begin

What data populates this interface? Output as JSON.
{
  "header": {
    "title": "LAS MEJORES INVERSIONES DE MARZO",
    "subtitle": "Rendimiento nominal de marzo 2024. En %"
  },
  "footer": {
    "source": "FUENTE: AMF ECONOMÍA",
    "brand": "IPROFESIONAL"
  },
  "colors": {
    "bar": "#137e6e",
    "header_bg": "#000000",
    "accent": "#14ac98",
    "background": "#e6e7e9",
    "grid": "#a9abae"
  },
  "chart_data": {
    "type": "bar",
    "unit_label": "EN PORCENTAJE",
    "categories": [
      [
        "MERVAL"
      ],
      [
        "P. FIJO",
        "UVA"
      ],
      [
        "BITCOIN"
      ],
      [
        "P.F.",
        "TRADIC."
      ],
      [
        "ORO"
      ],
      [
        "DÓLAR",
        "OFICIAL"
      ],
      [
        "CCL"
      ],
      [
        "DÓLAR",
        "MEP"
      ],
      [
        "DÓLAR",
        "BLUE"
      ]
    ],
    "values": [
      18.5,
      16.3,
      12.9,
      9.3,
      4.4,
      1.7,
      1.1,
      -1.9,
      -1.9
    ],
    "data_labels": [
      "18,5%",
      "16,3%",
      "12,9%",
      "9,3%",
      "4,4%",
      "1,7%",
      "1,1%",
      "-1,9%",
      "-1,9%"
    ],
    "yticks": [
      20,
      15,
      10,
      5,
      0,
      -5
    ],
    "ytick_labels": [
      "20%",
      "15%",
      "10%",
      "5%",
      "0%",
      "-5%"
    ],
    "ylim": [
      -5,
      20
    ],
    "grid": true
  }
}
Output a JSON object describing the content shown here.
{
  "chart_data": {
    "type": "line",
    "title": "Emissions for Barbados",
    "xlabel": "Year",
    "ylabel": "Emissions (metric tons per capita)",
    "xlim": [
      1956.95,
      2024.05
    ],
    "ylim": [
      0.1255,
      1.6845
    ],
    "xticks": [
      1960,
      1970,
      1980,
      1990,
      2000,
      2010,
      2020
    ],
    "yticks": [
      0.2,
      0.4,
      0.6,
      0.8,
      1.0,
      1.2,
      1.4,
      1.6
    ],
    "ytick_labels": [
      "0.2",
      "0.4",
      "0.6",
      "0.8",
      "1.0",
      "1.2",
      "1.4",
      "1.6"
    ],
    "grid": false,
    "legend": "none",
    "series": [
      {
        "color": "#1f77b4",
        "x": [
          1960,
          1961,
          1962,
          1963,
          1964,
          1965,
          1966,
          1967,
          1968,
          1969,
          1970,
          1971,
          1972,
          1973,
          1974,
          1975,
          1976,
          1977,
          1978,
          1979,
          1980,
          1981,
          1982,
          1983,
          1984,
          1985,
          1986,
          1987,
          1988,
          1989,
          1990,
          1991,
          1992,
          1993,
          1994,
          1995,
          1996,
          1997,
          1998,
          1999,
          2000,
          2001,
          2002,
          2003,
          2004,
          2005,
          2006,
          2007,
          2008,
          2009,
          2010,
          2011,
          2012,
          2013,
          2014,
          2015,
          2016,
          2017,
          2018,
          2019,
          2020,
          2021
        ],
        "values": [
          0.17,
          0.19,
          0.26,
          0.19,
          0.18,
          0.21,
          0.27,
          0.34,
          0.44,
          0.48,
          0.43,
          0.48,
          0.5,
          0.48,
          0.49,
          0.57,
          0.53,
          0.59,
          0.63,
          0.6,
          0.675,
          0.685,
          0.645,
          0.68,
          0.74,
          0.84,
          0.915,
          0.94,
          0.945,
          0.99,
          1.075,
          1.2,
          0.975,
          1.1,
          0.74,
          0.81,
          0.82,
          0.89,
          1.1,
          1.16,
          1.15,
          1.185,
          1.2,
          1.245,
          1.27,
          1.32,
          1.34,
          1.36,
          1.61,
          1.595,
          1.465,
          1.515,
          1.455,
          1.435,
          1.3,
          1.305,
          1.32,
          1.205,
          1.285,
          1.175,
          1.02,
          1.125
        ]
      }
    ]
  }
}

end

Copy out the whole listing, exactly as written.

### Finished answer
What data populates this interface? Output as JSON.
{
  "header": {
    "title": "LAS MEJORES INVERSIONES DE MARZO",
    "subtitle": "Rendimiento nominal de marzo 2024. En %"
  },
  "footer": {
    "source": "FUENTE: AMF ECONOMÍA",
    "brand": "IPROFESIONAL"
  },
  "colors": {
    "bar": "#137e6e",
    "header_bg": "#000000",
    "accent": "#14ac98",
    "background": "#e6e7e9",
    "grid": "#a9abae"
  },
  "chart_data": {
    "type": "bar",
    "unit_label": "EN PORCENTAJE",
    "categories": [
      [
        "MERVAL"
      ],
      [
        "P. FIJO",
        "UVA"
      ],
      [
        "BITCOIN"
      ],
      [
        "P.F.",
        "TRADIC."
      ],
      [
        "ORO"
      ],
      [
        "DÓLAR",
        "OFICIAL"
      ],
      [
        "CCL"
      ],
      [
        "DÓLAR",
        "MEP"
      ],
      [
        "DÓLAR",
        "BLUE"
      ]
    ],
    "values": [
      18.5,
      16.3,
      12.9,
      9.3,
      4.4,
      1.7,
      1.1,
      -1.9,
      -1.9
    ],
    "data_labels": [
      "18,5%",
      "16,3%",
      "12,9%",
      "9,3%",
      "4,4%",
      "1,7%",
      "1,1%",
      "-1,9%",
      "-1,9%"
    ],
    "yticks": [
      20,
      15,
      10,
      5,
      0,
      -5
    ],
    "ytick_labels": [
      "20%",
      "15%",
      "10%",
      "5%",
      "0%",
      "-5%"
    ],
    "ylim": [
      -5,
      20
    ],
    "grid": true
  }
}
Output a JSON object describing the content shown here.
{
  "chart_data": {
    "type": "line",
    "title": "Emissions for Barbados",
    "xlabel": "Year",
    "ylabel": "Emissions (metric tons per capita)",
    "xlim": [
      1956.95,
      2024.05
    ],
    "ylim": [
      0.1255,
      1.6845
    ],
    "xticks": [
      1960,
      1970,
      1980,
      1990,
      2000,
      2010,
      2020
    ],
    "yticks": [
      0.2,
      0.4,
      0.6,
      0.8,
      1.0,
      1.2,
      1.4,
      1.6
    ],
    "ytick_labels": [
      "0.2",
      "0.4",
      "0.6",
      "0.8",
      "1.0",
      "1.2",
      "1.4",
      "1.6"
    ],
    "grid": false,
    "legend": "none",
    "series": [
      {
        "color": "#1f77b4",
        "x": [
          1960,
          1961,
          1962,
          1963,
          1964,
          1965,
          1966,
          1967,
          1968,
          1969,
          1970,
          1971,
          1972,
          1973,
          1974,
          1975,
          1976,
          1977,
          1978,
          1979,
          1980,
          1981,
          1982,
          1983,
          1984,
          1985,
          1986,
          1987,
          1988,
          1989,
          1990,
          1991,
          1992,
          1993,
          1994,
          1995,
          1996,
          1997,
          1998,
          1999,
          2000,
          2001,
          2002,
          2003,
          2004,
          2005,
          2006,
          2007,
          2008,
          2009,
          2010,
          2011,
          2012,
          2013,
          2014,
          2015,
          2016,
          2017,
          2018,
          2019,
          2020,
          2021
        ],
        "values": [
          0.17,
          0.19,
          0.26,
          0.19,
          0.18,
          0.21,
          0.27,
          0.34,
          0.44,
          0.48,
          0.43,
          0.48,
          0.5,
          0.48,
          0.49,
          0.57,
          0.53,
          0.59,
          0.63,
          0.6,
          0.675,
          0.685,
          0.645,
          0.68,
          0.74,
          0.84,
          0.915,
          0.94,
          0.945,
          0.99,
          1.075,
          1.2,
          0.975,
          1.1,
          0.74,
          0.81,
          0.82,
          0.89,
          1.1,
          1.16,
          1.15,
          1.185,
          1.2,
          1.245,
          1.27,
          1.32,
          1.34,
          1.36,
          1.61,
          1.595,
          1.465,
          1.515,
          1.455,
          1.435,
          1.3,
          1.305,
          1.32,
          1.205,
          1.285,
          1.175,
          1.02,
          1.125
        ]
      }
    ]
  }
}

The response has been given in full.